[[ Data records open ]]
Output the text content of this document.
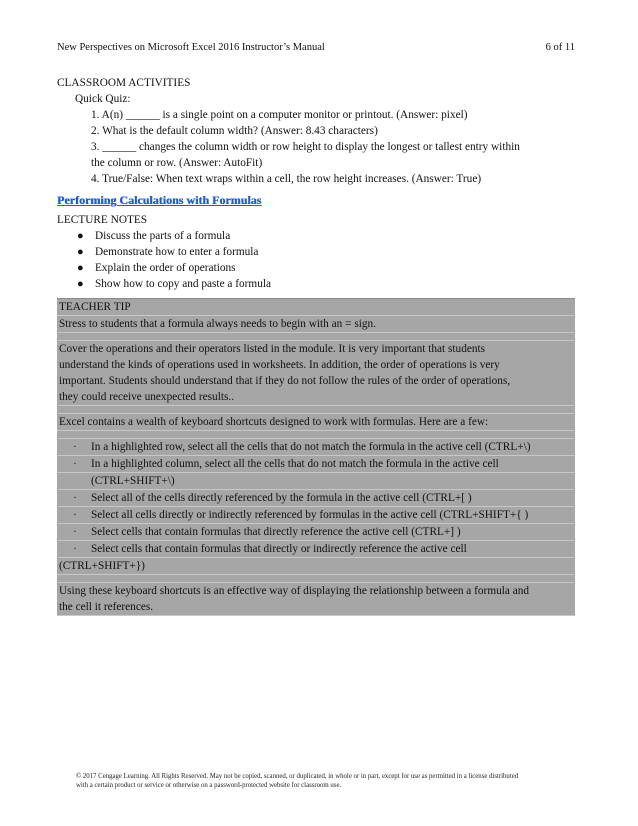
New Perspectives on Microsoft Excel 2016 Instructor’s Manual	6 of 11
CLASSROOM ACTIVITIES
Quick Quiz:
1. A(n) ______ is a single point on a computer monitor or printout. (Answer: pixel)
2. What is the default column width? (Answer: 8.43 characters)
3. ______ changes the column width or row height to display the longest or tallest entry within
the column or row. (Answer: AutoFit)
4. True/False: When text wraps within a cell, the row height increases. (Answer: True)
Performing Calculations with Formulas
LECTURE NOTES
● Discuss the parts of a formula
● Demonstrate how to enter a formula
● Explain the order of operations
● Show how to copy and paste a formula
TEACHER TIP
Stress to students that a formula always needs to begin with an = sign.
Cover the operations and their operators listed in the module. It is very important that students
understand the kinds of operations used in worksheets. In addition, the order of operations is very
important. Students should understand that if they do not follow the rules of the order of operations,
they could receive unexpected results..
Excel contains a wealth of keyboard shortcuts designed to work with formulas. Here are a few:
· In a highlighted row, select all the cells that do not match the formula in the active cell (CTRL+\)
· In a highlighted column, select all the cells that do not match the formula in the active cell
(CTRL+SHIFT+\)
· Select all of the cells directly referenced by the formula in the active cell (CTRL+[ )
· Select all cells directly or indirectly referenced by formulas in the active cell (CTRL+SHIFT+{ )
· Select cells that contain formulas that directly reference the active cell (CTRL+] )
· Select cells that contain formulas that directly or indirectly reference the active cell
(CTRL+SHIFT+})
Using these keyboard shortcuts is an effective way of displaying the relationship between a formula and
the cell it references.
© 2017 Cengage Learning. All Rights Reserved. May not be copied, scanned, or duplicated, in whole or in part, except for use as permitted in a license distributed
with a certain product or service or otherwise on a password-protected website for classroom use.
[[ Data records closed ]]
**Assigned task:** Without the pictures, reproduce every record exactly as it appears above.

**Task solution:**
Output the text content of this document.
New Perspectives on Microsoft Excel 2016 Instructor’s Manual	6 of 11
CLASSROOM ACTIVITIES
Quick Quiz:
1. A(n) ______ is a single point on a computer monitor or printout. (Answer: pixel)
2. What is the default column width? (Answer: 8.43 characters)
3. ______ changes the column width or row height to display the longest or tallest entry within
the column or row. (Answer: AutoFit)
4. True/False: When text wraps within a cell, the row height increases. (Answer: True)
Performing Calculations with Formulas
LECTURE NOTES
● Discuss the parts of a formula
● Demonstrate how to enter a formula
● Explain the order of operations
● Show how to copy and paste a formula
TEACHER TIP
Stress to students that a formula always needs to begin with an = sign.
Cover the operations and their operators listed in the module. It is very important that students
understand the kinds of operations used in worksheets. In addition, the order of operations is very
important. Students should understand that if they do not follow the rules of the order of operations,
they could receive unexpected results..
Excel contains a wealth of keyboard shortcuts designed to work with formulas. Here are a few:
· In a highlighted row, select all the cells that do not match the formula in the active cell (CTRL+\)
· In a highlighted column, select all the cells that do not match the formula in the active cell
(CTRL+SHIFT+\)
· Select all of the cells directly referenced by the formula in the active cell (CTRL+[ )
· Select all cells directly or indirectly referenced by formulas in the active cell (CTRL+SHIFT+{ )
· Select cells that contain formulas that directly reference the active cell (CTRL+] )
· Select cells that contain formulas that directly or indirectly reference the active cell
(CTRL+SHIFT+})
Using these keyboard shortcuts is an effective way of displaying the relationship between a formula and
the cell it references.
© 2017 Cengage Learning. All Rights Reserved. May not be copied, scanned, or duplicated, in whole or in part, except for use as permitted in a license distributed
with a certain product or service or otherwise on a password-protected website for classroom use.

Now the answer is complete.